◆ WRITTEN EXERCISE ◆
Gather up all lines that carry the word "icon".

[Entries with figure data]
┄┄┄┄┄┄
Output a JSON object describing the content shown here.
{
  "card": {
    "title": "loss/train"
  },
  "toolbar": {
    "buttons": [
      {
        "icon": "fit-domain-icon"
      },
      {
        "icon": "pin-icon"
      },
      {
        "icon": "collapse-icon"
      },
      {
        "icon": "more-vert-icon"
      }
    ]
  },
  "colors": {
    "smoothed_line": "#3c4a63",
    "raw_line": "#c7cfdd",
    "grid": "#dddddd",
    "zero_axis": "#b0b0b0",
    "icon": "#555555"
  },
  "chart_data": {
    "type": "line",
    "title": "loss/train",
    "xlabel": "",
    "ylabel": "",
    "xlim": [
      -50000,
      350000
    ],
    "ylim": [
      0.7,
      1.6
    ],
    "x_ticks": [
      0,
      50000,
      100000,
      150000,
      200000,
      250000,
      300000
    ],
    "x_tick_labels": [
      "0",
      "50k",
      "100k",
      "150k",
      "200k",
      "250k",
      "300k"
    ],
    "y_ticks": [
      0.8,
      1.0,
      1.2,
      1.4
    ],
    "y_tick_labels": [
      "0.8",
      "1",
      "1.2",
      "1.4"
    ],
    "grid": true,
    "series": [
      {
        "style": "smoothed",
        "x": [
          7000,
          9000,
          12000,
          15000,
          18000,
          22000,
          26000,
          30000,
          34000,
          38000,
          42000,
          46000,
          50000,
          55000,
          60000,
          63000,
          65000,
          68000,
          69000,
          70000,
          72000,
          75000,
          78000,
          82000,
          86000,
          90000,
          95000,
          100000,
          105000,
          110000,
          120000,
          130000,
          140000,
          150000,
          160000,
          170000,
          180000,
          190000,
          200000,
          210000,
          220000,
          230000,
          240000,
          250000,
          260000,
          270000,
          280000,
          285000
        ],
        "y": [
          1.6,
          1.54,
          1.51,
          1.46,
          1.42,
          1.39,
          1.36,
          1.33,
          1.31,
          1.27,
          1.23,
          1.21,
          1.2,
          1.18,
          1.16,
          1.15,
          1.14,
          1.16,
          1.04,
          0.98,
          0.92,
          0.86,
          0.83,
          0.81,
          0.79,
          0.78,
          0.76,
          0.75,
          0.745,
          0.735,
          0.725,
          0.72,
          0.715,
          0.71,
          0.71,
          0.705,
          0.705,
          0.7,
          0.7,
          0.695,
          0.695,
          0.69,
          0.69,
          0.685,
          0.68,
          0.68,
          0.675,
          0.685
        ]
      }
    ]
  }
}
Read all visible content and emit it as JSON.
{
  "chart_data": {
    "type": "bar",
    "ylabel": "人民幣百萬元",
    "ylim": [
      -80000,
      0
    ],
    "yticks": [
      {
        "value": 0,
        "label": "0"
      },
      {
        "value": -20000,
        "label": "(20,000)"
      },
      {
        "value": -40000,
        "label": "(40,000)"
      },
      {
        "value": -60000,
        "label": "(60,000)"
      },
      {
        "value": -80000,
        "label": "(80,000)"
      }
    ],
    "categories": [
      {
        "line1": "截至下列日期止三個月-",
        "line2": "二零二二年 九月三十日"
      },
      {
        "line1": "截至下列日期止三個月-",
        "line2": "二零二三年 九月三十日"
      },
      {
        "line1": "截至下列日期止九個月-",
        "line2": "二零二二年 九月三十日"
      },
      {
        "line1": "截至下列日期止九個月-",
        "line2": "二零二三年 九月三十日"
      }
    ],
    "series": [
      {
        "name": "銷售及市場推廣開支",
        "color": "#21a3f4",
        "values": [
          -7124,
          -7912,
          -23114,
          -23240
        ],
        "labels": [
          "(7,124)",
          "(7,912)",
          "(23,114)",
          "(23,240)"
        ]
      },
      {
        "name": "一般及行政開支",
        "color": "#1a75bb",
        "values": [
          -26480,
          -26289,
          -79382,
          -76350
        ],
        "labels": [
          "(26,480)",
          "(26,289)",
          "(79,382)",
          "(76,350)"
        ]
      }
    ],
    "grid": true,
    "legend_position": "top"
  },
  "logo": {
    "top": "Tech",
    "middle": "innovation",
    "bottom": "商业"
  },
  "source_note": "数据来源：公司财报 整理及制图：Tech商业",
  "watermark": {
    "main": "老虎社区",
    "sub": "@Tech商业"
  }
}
┄┄┄┄┄┄
◆ EXERCISE ANSWER ◆
        "icon": "fit-domain-icon"
        "icon": "pin-icon"
        "icon": "collapse-icon"
        "icon": "more-vert-icon"
    "icon": "#555555"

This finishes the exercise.